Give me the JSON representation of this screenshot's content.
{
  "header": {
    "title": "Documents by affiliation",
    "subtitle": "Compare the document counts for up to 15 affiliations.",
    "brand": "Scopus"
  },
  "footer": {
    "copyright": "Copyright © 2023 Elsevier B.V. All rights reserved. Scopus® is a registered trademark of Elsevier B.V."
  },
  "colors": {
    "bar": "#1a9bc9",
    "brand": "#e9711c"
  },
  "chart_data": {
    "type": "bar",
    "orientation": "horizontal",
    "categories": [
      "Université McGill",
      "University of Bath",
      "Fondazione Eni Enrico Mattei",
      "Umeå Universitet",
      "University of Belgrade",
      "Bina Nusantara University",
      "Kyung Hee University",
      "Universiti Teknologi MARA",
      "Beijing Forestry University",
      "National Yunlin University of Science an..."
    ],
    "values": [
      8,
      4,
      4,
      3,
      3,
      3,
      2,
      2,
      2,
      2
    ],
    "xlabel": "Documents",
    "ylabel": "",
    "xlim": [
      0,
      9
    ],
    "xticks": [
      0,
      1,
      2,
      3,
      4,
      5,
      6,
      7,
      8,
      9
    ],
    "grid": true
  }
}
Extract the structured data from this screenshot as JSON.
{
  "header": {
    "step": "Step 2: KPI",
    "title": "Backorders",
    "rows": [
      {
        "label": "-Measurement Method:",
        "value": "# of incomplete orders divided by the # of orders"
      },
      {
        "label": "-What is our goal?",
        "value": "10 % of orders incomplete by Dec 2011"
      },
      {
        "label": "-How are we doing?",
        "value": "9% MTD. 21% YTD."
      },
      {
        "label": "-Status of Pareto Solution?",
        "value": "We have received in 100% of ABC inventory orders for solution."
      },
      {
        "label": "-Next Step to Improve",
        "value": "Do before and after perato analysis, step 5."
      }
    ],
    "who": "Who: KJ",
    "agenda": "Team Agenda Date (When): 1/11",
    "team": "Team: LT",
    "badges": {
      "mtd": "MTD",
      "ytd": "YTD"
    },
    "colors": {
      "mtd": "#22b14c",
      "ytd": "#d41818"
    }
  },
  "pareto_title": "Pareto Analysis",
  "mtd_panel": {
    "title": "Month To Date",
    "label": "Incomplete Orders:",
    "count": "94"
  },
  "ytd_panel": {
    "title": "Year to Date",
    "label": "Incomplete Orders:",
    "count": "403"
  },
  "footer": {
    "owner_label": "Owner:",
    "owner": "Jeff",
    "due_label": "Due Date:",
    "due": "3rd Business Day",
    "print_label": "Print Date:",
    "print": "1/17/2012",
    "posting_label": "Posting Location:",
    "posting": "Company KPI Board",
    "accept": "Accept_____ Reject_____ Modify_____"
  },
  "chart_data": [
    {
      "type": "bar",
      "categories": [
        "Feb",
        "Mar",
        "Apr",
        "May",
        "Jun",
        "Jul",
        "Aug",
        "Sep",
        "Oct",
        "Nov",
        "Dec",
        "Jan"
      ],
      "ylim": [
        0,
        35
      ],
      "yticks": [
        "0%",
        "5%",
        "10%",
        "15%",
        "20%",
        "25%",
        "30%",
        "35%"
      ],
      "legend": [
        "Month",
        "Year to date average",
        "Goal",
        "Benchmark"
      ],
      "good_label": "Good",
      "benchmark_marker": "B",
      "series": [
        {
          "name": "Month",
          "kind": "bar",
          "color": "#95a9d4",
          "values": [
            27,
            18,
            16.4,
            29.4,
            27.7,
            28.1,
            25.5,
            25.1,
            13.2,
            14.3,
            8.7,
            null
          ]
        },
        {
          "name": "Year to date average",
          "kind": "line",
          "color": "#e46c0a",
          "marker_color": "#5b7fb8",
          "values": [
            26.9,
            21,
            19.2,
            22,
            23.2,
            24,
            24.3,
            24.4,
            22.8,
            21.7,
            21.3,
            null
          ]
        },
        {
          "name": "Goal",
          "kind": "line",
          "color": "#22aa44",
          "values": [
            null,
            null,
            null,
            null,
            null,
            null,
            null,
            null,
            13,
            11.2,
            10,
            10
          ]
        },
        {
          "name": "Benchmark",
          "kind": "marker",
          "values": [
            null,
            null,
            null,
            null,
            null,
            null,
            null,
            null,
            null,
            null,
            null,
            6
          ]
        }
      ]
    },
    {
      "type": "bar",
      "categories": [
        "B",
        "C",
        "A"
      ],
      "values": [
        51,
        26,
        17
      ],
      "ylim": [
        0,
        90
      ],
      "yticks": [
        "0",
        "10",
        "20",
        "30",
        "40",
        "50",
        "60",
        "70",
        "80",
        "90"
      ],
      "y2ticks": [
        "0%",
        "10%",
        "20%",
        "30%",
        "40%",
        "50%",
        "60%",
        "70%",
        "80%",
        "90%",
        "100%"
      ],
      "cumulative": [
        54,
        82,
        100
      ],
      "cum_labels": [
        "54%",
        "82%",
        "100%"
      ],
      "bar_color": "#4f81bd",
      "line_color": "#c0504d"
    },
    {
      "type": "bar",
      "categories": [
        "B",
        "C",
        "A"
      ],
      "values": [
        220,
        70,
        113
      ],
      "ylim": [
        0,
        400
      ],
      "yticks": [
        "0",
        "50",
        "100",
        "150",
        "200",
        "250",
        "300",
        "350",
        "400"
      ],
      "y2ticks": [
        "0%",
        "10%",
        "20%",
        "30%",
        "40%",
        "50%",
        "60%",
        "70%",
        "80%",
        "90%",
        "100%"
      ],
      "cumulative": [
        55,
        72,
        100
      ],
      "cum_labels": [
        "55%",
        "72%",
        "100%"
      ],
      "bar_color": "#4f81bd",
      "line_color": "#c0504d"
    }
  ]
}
————————
**Exercise directions**
Within the entries above, report how many lines include "University", and keep the answer to the number.

**Answer in full**
6